> **Problem to solve**
What follows is a block of records; reproduce all of it verbatim.
════════════════
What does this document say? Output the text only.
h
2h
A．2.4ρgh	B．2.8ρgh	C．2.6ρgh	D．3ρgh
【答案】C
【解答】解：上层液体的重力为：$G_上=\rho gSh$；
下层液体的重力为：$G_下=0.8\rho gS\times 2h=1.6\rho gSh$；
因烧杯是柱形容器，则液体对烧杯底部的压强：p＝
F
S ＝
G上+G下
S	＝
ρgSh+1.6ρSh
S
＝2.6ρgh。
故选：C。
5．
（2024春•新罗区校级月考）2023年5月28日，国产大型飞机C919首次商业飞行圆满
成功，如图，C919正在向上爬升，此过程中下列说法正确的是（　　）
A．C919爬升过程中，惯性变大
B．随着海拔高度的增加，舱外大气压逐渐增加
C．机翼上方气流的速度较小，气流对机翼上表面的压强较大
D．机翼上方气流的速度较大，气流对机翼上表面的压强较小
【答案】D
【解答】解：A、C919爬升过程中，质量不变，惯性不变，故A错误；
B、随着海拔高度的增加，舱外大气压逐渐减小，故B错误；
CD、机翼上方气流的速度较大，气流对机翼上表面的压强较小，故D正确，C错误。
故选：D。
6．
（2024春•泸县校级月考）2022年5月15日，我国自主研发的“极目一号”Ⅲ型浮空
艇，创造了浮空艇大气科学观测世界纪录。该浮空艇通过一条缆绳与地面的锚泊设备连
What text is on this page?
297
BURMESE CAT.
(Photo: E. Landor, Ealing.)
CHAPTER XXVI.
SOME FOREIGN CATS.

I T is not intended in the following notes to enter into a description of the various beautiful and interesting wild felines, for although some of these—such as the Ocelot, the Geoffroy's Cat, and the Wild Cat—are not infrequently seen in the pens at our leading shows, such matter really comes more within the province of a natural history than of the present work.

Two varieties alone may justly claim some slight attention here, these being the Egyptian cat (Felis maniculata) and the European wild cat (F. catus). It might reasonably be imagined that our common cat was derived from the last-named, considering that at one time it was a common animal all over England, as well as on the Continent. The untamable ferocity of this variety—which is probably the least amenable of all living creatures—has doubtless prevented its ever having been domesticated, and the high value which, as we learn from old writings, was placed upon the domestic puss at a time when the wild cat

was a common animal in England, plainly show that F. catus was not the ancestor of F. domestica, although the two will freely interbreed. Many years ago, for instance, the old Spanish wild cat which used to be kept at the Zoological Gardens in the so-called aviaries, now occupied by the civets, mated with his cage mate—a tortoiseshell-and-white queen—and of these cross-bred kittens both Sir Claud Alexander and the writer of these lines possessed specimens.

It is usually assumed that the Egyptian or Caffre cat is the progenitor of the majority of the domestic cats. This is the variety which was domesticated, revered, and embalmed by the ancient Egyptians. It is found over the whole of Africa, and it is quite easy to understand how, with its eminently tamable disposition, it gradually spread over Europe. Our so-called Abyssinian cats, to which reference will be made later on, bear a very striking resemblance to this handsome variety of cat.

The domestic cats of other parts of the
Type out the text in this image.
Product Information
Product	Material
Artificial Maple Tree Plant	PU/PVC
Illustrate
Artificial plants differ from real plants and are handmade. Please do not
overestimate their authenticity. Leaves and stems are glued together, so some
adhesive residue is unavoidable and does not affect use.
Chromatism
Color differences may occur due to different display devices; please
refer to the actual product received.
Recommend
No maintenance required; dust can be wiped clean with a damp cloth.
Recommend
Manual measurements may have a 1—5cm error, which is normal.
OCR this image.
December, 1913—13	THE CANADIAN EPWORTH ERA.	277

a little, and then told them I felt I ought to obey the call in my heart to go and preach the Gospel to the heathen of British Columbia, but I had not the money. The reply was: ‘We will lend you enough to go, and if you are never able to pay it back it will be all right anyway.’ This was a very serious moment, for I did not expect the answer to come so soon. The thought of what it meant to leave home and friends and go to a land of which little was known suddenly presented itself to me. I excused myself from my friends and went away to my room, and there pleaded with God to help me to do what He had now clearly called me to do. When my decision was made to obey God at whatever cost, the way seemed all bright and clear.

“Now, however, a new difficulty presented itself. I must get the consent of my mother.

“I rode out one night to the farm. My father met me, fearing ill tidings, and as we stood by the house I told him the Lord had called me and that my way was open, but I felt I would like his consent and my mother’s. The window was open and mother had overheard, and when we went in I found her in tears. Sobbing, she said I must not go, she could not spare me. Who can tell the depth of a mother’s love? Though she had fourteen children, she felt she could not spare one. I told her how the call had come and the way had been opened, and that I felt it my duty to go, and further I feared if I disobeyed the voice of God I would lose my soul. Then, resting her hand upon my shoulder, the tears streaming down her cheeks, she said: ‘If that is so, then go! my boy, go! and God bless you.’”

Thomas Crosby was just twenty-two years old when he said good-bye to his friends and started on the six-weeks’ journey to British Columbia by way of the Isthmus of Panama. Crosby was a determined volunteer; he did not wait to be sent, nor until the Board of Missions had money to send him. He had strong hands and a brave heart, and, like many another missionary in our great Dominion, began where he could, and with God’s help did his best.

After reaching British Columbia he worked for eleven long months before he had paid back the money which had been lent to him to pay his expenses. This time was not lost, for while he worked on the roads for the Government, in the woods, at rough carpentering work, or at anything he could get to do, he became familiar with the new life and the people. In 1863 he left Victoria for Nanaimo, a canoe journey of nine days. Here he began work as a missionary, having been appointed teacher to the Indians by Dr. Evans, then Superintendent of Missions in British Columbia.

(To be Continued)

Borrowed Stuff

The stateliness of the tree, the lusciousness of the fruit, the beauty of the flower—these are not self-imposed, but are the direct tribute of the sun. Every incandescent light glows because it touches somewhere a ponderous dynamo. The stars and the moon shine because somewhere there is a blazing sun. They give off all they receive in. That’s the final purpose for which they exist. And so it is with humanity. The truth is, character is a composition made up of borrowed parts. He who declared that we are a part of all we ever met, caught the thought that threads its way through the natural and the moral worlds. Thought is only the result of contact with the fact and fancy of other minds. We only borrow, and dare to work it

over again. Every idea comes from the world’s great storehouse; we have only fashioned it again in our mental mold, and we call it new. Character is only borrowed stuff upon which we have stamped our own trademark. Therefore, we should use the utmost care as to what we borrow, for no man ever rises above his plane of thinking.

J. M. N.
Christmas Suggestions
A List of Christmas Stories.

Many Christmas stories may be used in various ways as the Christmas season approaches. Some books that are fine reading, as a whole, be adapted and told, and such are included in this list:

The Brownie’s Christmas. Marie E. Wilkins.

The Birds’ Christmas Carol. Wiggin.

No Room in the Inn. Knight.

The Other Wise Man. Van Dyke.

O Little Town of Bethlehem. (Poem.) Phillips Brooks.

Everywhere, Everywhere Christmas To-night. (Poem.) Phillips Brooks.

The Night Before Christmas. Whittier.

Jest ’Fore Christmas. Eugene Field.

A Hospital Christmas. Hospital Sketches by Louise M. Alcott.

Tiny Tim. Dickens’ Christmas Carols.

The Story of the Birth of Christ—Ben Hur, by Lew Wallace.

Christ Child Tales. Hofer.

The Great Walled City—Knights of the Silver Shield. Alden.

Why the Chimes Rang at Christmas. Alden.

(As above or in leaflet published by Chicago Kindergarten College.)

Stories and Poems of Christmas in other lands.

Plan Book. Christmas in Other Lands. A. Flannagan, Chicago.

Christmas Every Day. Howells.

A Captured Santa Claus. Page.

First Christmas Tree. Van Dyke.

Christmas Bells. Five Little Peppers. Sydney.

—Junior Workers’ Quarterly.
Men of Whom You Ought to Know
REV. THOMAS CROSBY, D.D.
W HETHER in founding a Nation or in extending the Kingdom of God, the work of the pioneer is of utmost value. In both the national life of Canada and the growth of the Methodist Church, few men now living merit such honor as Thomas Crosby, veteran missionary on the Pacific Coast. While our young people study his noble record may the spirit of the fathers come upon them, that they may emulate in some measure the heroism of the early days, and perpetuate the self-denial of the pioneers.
════════════════
> **Exercise output**
What does this document say? Output the text only.
h
2h
A．2.4ρgh	B．2.8ρgh	C．2.6ρgh	D．3ρgh
【答案】C
【解答】解：上层液体的重力为：$G_上=\rho gSh$；
下层液体的重力为：$G_下=0.8\rho gS\times 2h=1.6\rho gSh$；
因烧杯是柱形容器，则液体对烧杯底部的压强：p＝
F
S ＝
G上+G下
S	＝
ρgSh+1.6ρSh
S
＝2.6ρgh。
故选：C。
5．
（2024春•新罗区校级月考）2023年5月28日，国产大型飞机C919首次商业飞行圆满
成功，如图，C919正在向上爬升，此过程中下列说法正确的是（　　）
A．C919爬升过程中，惯性变大
B．随着海拔高度的增加，舱外大气压逐渐增加
C．机翼上方气流的速度较小，气流对机翼上表面的压强较大
D．机翼上方气流的速度较大，气流对机翼上表面的压强较小
【答案】D
【解答】解：A、C919爬升过程中，质量不变，惯性不变，故A错误；
B、随着海拔高度的增加，舱外大气压逐渐减小，故B错误；
CD、机翼上方气流的速度较大，气流对机翼上表面的压强较小，故D正确，C错误。
故选：D。
6．
（2024春•泸县校级月考）2022年5月15日，我国自主研发的“极目一号”Ⅲ型浮空
艇，创造了浮空艇大气科学观测世界纪录。该浮空艇通过一条缆绳与地面的锚泊设备连
What text is on this page?
297
BURMESE CAT.
(Photo: E. Landor, Ealing.)
CHAPTER XXVI.
SOME FOREIGN CATS.

I T is not intended in the following notes to enter into a description of the various beautiful and interesting wild felines, for although some of these—such as the Ocelot, the Geoffroy's Cat, and the Wild Cat—are not infrequently seen in the pens at our leading shows, such matter really comes more within the province of a natural history than of the present work.

Two varieties alone may justly claim some slight attention here, these being the Egyptian cat (Felis maniculata) and the European wild cat (F. catus). It might reasonably be imagined that our common cat was derived from the last-named, considering that at one time it was a common animal all over England, as well as on the Continent. The untamable ferocity of this variety—which is probably the least amenable of all living creatures—has doubtless prevented its ever having been domesticated, and the high value which, as we learn from old writings, was placed upon the domestic puss at a time when the wild cat

was a common animal in England, plainly show that F. catus was not the ancestor of F. domestica, although the two will freely interbreed. Many years ago, for instance, the old Spanish wild cat which used to be kept at the Zoological Gardens in the so-called aviaries, now occupied by the civets, mated with his cage mate—a tortoiseshell-and-white queen—and of these cross-bred kittens both Sir Claud Alexander and the writer of these lines possessed specimens.

It is usually assumed that the Egyptian or Caffre cat is the progenitor of the majority of the domestic cats. This is the variety which was domesticated, revered, and embalmed by the ancient Egyptians. It is found over the whole of Africa, and it is quite easy to understand how, with its eminently tamable disposition, it gradually spread over Europe. Our so-called Abyssinian cats, to which reference will be made later on, bear a very striking resemblance to this handsome variety of cat.

The domestic cats of other parts of the
Type out the text in this image.
Product Information
Product	Material
Artificial Maple Tree Plant	PU/PVC
Illustrate
Artificial plants differ from real plants and are handmade. Please do not
overestimate their authenticity. Leaves and stems are glued together, so some
adhesive residue is unavoidable and does not affect use.
Chromatism
Color differences may occur due to different display devices; please
refer to the actual product received.
Recommend
No maintenance required; dust can be wiped clean with a damp cloth.
Recommend
Manual measurements may have a 1—5cm error, which is normal.
OCR this image.
December, 1913—13	THE CANADIAN EPWORTH ERA.	277

a little, and then told them I felt I ought to obey the call in my heart to go and preach the Gospel to the heathen of British Columbia, but I had not the money. The reply was: ‘We will lend you enough to go, and if you are never able to pay it back it will be all right anyway.’ This was a very serious moment, for I did not expect the answer to come so soon. The thought of what it meant to leave home and friends and go to a land of which little was known suddenly presented itself to me. I excused myself from my friends and went away to my room, and there pleaded with God to help me to do what He had now clearly called me to do. When my decision was made to obey God at whatever cost, the way seemed all bright and clear.

“Now, however, a new difficulty presented itself. I must get the consent of my mother.

“I rode out one night to the farm. My father met me, fearing ill tidings, and as we stood by the house I told him the Lord had called me and that my way was open, but I felt I would like his consent and my mother’s. The window was open and mother had overheard, and when we went in I found her in tears. Sobbing, she said I must not go, she could not spare me. Who can tell the depth of a mother’s love? Though she had fourteen children, she felt she could not spare one. I told her how the call had come and the way had been opened, and that I felt it my duty to go, and further I feared if I disobeyed the voice of God I would lose my soul. Then, resting her hand upon my shoulder, the tears streaming down her cheeks, she said: ‘If that is so, then go! my boy, go! and God bless you.’”

Thomas Crosby was just twenty-two years old when he said good-bye to his friends and started on the six-weeks’ journey to British Columbia by way of the Isthmus of Panama. Crosby was a determined volunteer; he did not wait to be sent, nor until the Board of Missions had money to send him. He had strong hands and a brave heart, and, like many another missionary in our great Dominion, began where he could, and with God’s help did his best.

After reaching British Columbia he worked for eleven long months before he had paid back the money which had been lent to him to pay his expenses. This time was not lost, for while he worked on the roads for the Government, in the woods, at rough carpentering work, or at anything he could get to do, he became familiar with the new life and the people. In 1863 he left Victoria for Nanaimo, a canoe journey of nine days. Here he began work as a missionary, having been appointed teacher to the Indians by Dr. Evans, then Superintendent of Missions in British Columbia.

(To be Continued)

Borrowed Stuff

The stateliness of the tree, the lusciousness of the fruit, the beauty of the flower—these are not self-imposed, but are the direct tribute of the sun. Every incandescent light glows because it touches somewhere a ponderous dynamo. The stars and the moon shine because somewhere there is a blazing sun. They give off all they receive in. That’s the final purpose for which they exist. And so it is with humanity. The truth is, character is a composition made up of borrowed parts. He who declared that we are a part of all we ever met, caught the thought that threads its way through the natural and the moral worlds. Thought is only the result of contact with the fact and fancy of other minds. We only borrow, and dare to work it

over again. Every idea comes from the world’s great storehouse; we have only fashioned it again in our mental mold, and we call it new. Character is only borrowed stuff upon which we have stamped our own trademark. Therefore, we should use the utmost care as to what we borrow, for no man ever rises above his plane of thinking.

J. M. N.
Christmas Suggestions
A List of Christmas Stories.

Many Christmas stories may be used in various ways as the Christmas season approaches. Some books that are fine reading, as a whole, be adapted and told, and such are included in this list:

The Brownie’s Christmas. Marie E. Wilkins.

The Birds’ Christmas Carol. Wiggin.

No Room in the Inn. Knight.

The Other Wise Man. Van Dyke.

O Little Town of Bethlehem. (Poem.) Phillips Brooks.

Everywhere, Everywhere Christmas To-night. (Poem.) Phillips Brooks.

The Night Before Christmas. Whittier.

Jest ’Fore Christmas. Eugene Field.

A Hospital Christmas. Hospital Sketches by Louise M. Alcott.

Tiny Tim. Dickens’ Christmas Carols.

The Story of the Birth of Christ—Ben Hur, by Lew Wallace.

Christ Child Tales. Hofer.

The Great Walled City—Knights of the Silver Shield. Alden.

Why the Chimes Rang at Christmas. Alden.

(As above or in leaflet published by Chicago Kindergarten College.)

Stories and Poems of Christmas in other lands.

Plan Book. Christmas in Other Lands. A. Flannagan, Chicago.

Christmas Every Day. Howells.

A Captured Santa Claus. Page.

First Christmas Tree. Van Dyke.

Christmas Bells. Five Little Peppers. Sydney.

—Junior Workers’ Quarterly.
Men of Whom You Ought to Know
REV. THOMAS CROSBY, D.D.
W HETHER in founding a Nation or in extending the Kingdom of God, the work of the pioneer is of utmost value. In both the national life of Canada and the growth of the Methodist Church, few men now living merit such honor as Thomas Crosby, veteran missionary on the Pacific Coast. While our young people study his noble record may the spirit of the fathers come upon them, that they may emulate in some measure the heroism of the early days, and perpetuate the self-denial of the pioneers.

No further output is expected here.